## STATED PROBLEM
Locate "Convert this document image to plain text." in the listing below, then output the line holding it and every line after it, exactly and with nothing else.

## MATERIALS PROVIDED
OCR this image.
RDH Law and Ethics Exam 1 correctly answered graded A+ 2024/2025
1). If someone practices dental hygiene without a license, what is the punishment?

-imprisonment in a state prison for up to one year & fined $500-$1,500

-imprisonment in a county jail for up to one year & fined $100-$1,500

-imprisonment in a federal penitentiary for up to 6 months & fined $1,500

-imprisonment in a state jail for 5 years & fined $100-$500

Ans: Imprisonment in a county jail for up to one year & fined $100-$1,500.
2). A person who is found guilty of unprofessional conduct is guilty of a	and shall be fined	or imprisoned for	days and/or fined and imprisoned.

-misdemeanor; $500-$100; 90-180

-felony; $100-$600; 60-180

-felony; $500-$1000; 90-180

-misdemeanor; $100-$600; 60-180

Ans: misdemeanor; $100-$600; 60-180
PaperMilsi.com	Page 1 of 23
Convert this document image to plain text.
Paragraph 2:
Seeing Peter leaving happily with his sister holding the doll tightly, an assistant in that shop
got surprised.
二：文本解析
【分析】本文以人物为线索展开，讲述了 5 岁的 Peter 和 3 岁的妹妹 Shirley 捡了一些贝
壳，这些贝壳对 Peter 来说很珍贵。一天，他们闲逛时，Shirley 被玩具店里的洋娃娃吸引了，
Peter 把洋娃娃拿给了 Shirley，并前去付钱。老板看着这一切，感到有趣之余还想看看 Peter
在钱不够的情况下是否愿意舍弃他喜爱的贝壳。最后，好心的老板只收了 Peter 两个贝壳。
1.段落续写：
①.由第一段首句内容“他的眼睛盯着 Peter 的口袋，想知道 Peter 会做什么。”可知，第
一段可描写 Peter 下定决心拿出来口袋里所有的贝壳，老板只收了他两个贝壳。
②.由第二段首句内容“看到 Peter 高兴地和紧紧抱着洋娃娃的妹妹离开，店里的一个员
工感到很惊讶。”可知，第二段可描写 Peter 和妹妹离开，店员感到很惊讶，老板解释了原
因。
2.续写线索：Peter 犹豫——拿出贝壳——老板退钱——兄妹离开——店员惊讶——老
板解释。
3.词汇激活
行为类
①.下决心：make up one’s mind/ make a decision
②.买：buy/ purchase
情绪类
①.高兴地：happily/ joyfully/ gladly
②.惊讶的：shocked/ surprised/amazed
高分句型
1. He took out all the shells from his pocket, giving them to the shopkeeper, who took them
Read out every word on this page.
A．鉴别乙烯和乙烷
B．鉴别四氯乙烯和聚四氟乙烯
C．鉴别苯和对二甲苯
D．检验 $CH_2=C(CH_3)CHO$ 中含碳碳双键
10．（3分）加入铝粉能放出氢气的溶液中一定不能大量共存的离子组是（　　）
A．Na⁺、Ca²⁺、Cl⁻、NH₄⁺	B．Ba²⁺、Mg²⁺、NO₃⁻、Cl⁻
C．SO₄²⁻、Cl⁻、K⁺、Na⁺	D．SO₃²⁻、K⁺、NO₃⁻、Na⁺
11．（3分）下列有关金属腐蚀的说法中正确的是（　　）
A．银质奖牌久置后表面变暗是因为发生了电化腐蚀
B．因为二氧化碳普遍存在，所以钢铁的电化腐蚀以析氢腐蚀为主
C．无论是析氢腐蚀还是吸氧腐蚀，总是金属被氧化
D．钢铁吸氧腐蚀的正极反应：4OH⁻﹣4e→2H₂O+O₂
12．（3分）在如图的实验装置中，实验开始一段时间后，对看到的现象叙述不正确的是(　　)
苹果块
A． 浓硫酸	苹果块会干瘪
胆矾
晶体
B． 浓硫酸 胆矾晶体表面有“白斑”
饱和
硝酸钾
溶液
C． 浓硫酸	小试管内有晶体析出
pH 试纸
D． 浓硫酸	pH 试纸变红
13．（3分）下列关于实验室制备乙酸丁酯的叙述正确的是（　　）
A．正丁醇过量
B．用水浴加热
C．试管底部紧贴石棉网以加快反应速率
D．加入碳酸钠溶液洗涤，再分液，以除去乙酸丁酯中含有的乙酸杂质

## ANSWER TO THIS EXERCISE
Convert this document image to plain text.
Paragraph 2:
Seeing Peter leaving happily with his sister holding the doll tightly, an assistant in that shop
got surprised.
二：文本解析
【分析】本文以人物为线索展开，讲述了 5 岁的 Peter 和 3 岁的妹妹 Shirley 捡了一些贝
壳，这些贝壳对 Peter 来说很珍贵。一天，他们闲逛时，Shirley 被玩具店里的洋娃娃吸引了，
Peter 把洋娃娃拿给了 Shirley，并前去付钱。老板看着这一切，感到有趣之余还想看看 Peter
在钱不够的情况下是否愿意舍弃他喜爱的贝壳。最后，好心的老板只收了 Peter 两个贝壳。
1.段落续写：
①.由第一段首句内容“他的眼睛盯着 Peter 的口袋，想知道 Peter 会做什么。”可知，第
一段可描写 Peter 下定决心拿出来口袋里所有的贝壳，老板只收了他两个贝壳。
②.由第二段首句内容“看到 Peter 高兴地和紧紧抱着洋娃娃的妹妹离开，店里的一个员
工感到很惊讶。”可知，第二段可描写 Peter 和妹妹离开，店员感到很惊讶，老板解释了原
因。
2.续写线索：Peter 犹豫——拿出贝壳——老板退钱——兄妹离开——店员惊讶——老
板解释。
3.词汇激活
行为类
①.下决心：make up one’s mind/ make a decision
②.买：buy/ purchase
情绪类
①.高兴地：happily/ joyfully/ gladly
②.惊讶的：shocked/ surprised/amazed
高分句型
1. He took out all the shells from his pocket, giving them to the shopkeeper, who took them
Read out every word on this page.
A．鉴别乙烯和乙烷
B．鉴别四氯乙烯和聚四氟乙烯
C．鉴别苯和对二甲苯
D．检验 $CH_2=C(CH_3)CHO$ 中含碳碳双键
10．（3分）加入铝粉能放出氢气的溶液中一定不能大量共存的离子组是（　　）
A．Na⁺、Ca²⁺、Cl⁻、NH₄⁺	B．Ba²⁺、Mg²⁺、NO₃⁻、Cl⁻
C．SO₄²⁻、Cl⁻、K⁺、Na⁺	D．SO₃²⁻、K⁺、NO₃⁻、Na⁺
11．（3分）下列有关金属腐蚀的说法中正确的是（　　）
A．银质奖牌久置后表面变暗是因为发生了电化腐蚀
B．因为二氧化碳普遍存在，所以钢铁的电化腐蚀以析氢腐蚀为主
C．无论是析氢腐蚀还是吸氧腐蚀，总是金属被氧化
D．钢铁吸氧腐蚀的正极反应：4OH⁻﹣4e→2H₂O+O₂
12．（3分）在如图的实验装置中，实验开始一段时间后，对看到的现象叙述不正确的是(　　)
苹果块
A． 浓硫酸	苹果块会干瘪
胆矾
晶体
B． 浓硫酸 胆矾晶体表面有“白斑”
饱和
硝酸钾
溶液
C． 浓硫酸	小试管内有晶体析出
pH 试纸
D． 浓硫酸	pH 试纸变红
13．（3分）下列关于实验室制备乙酸丁酯的叙述正确的是（　　）
A．正丁醇过量
B．用水浴加热
C．试管底部紧贴石棉网以加快反应速率
D．加入碳酸钠溶液洗涤，再分液，以除去乙酸丁酯中含有的乙酸杂质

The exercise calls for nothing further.